- Short task
Return the lines below that carry the word "diari".
Start of Given entries
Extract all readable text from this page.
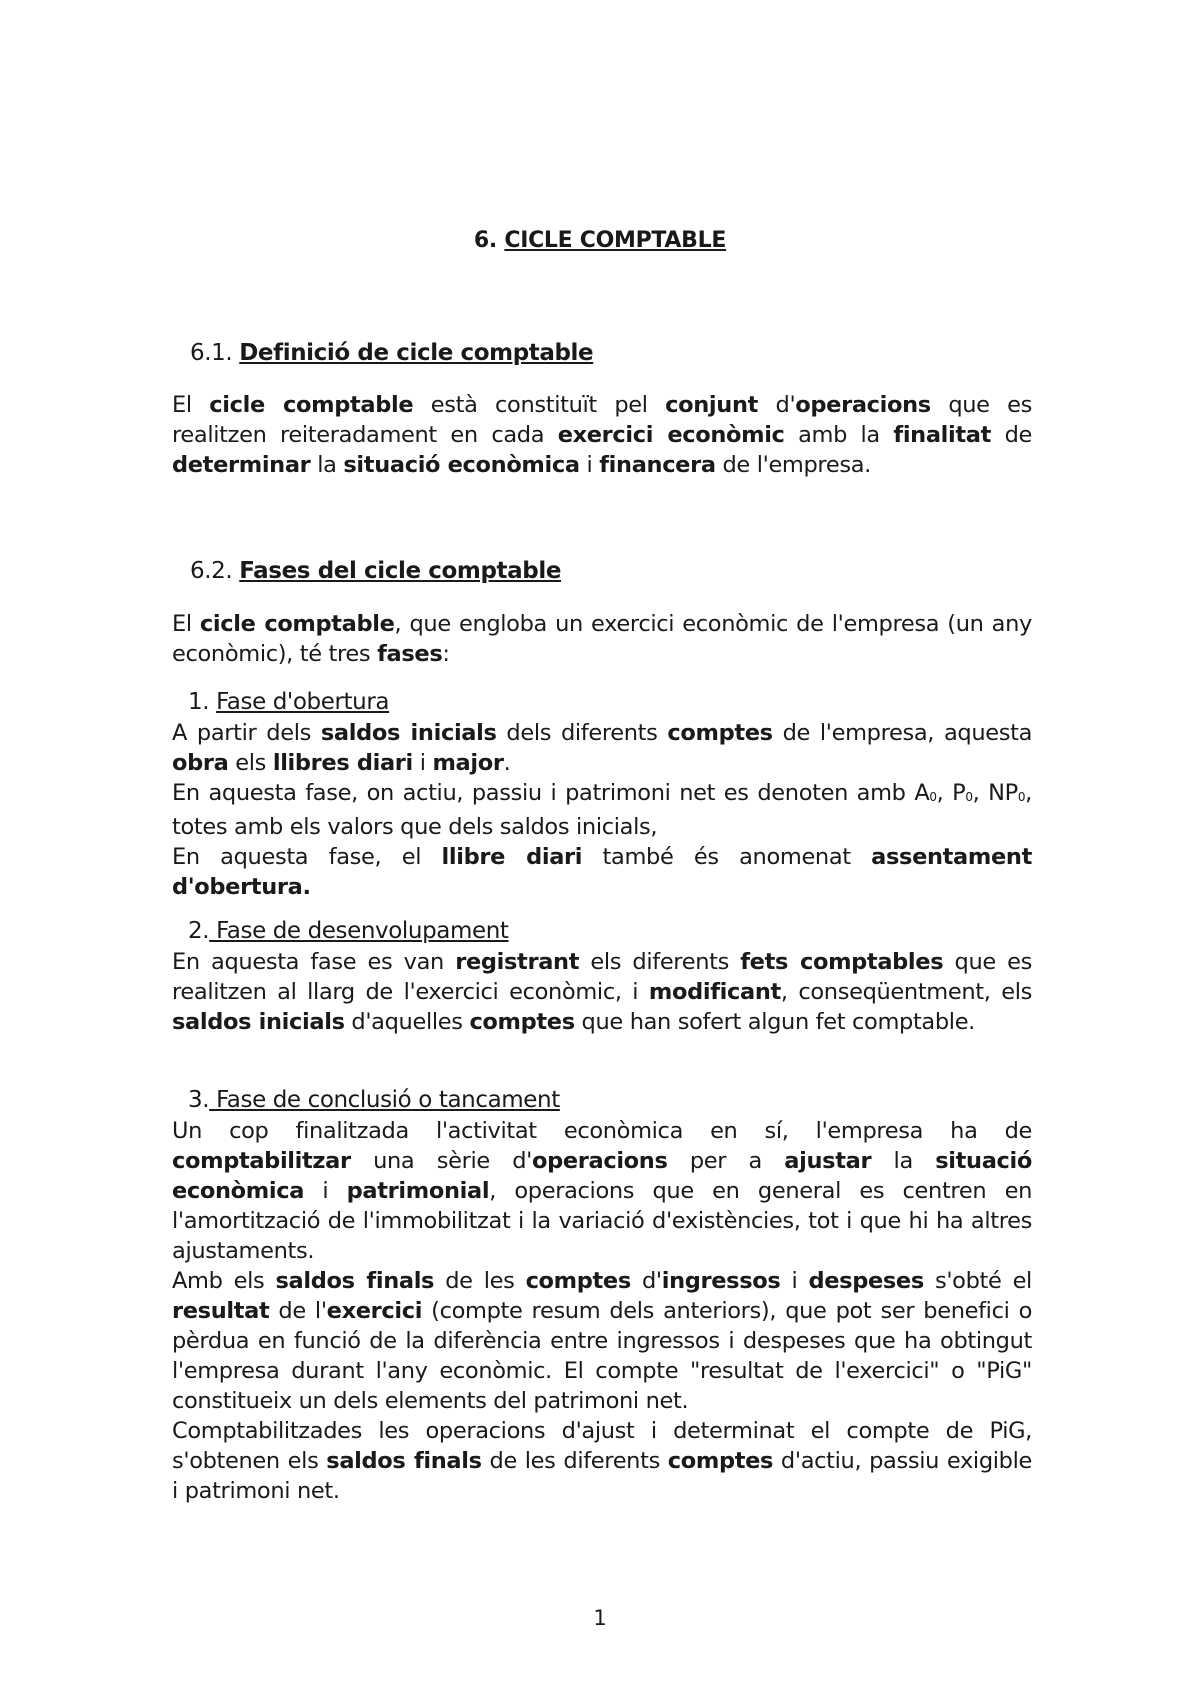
6. CICLE COMPTABLE
6.1. Definició de cicle comptable
El cicle comptable està constituït pel conjunt d'operacions que es realitzen reiteradament en cada exercici econòmic amb la finalitat de determinar la situació econòmica i financera de l'empresa.
6.2. Fases del cicle comptable
El cicle comptable, que engloba un exercici econòmic de l'empresa (un any econòmic), té tres fases:
1. Fase d'obertura
A partir dels saldos inicials dels diferents comptes de l'empresa, aquesta obra els llibres diari i major.
En aquesta fase, on actiu, passiu i patrimoni net es denoten amb $A_0$, $P_0$, $NP_0$, totes amb els valors que dels saldos inicials,
En aquesta fase, el llibre diari també és anomenat assentament d'obertura.
2. Fase de desenvolupament
En aquesta fase es van registrant els diferents fets comptables que es realitzen al llarg de l'exercici econòmic, i modificant, conseqüentment, els saldos inicials d'aquelles comptes que han sofert algun fet comptable.
3. Fase de conclusió o tancament
Un cop finalitzada l'activitat econòmica en sí, l'empresa ha de comptabilitzar una sèrie d'operacions per a ajustar la situació econòmica i patrimonial, operacions que en general es centren en l'amortització de l'immobilitzat i la variació d'existències, tot i que hi ha altres ajustaments.
Amb els saldos finals de les comptes d'ingressos i despeses s'obté el resultat de l'exercici (compte resum dels anteriors), que pot ser benefici o pèrdua en funció de la diferència entre ingressos i despeses que ha obtingut l'empresa durant l'any econòmic. El compte "resultat de l'exercici" o "PiG" constitueix un dels elements del patrimoni net.
Comptabilitzades les operacions d'ajust i determinat el compte de PiG, s'obtenen els saldos finals de les diferents comptes d'actiu, passiu exigible i patrimoni net.
1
End of Given entries
- Answer to the exercise
A partir dels saldos inicials dels diferents comptes de l'empresa, aquesta obra els llibres diari i major.
En aquesta fase, el llibre diari també és anomenat assentament d'obertura.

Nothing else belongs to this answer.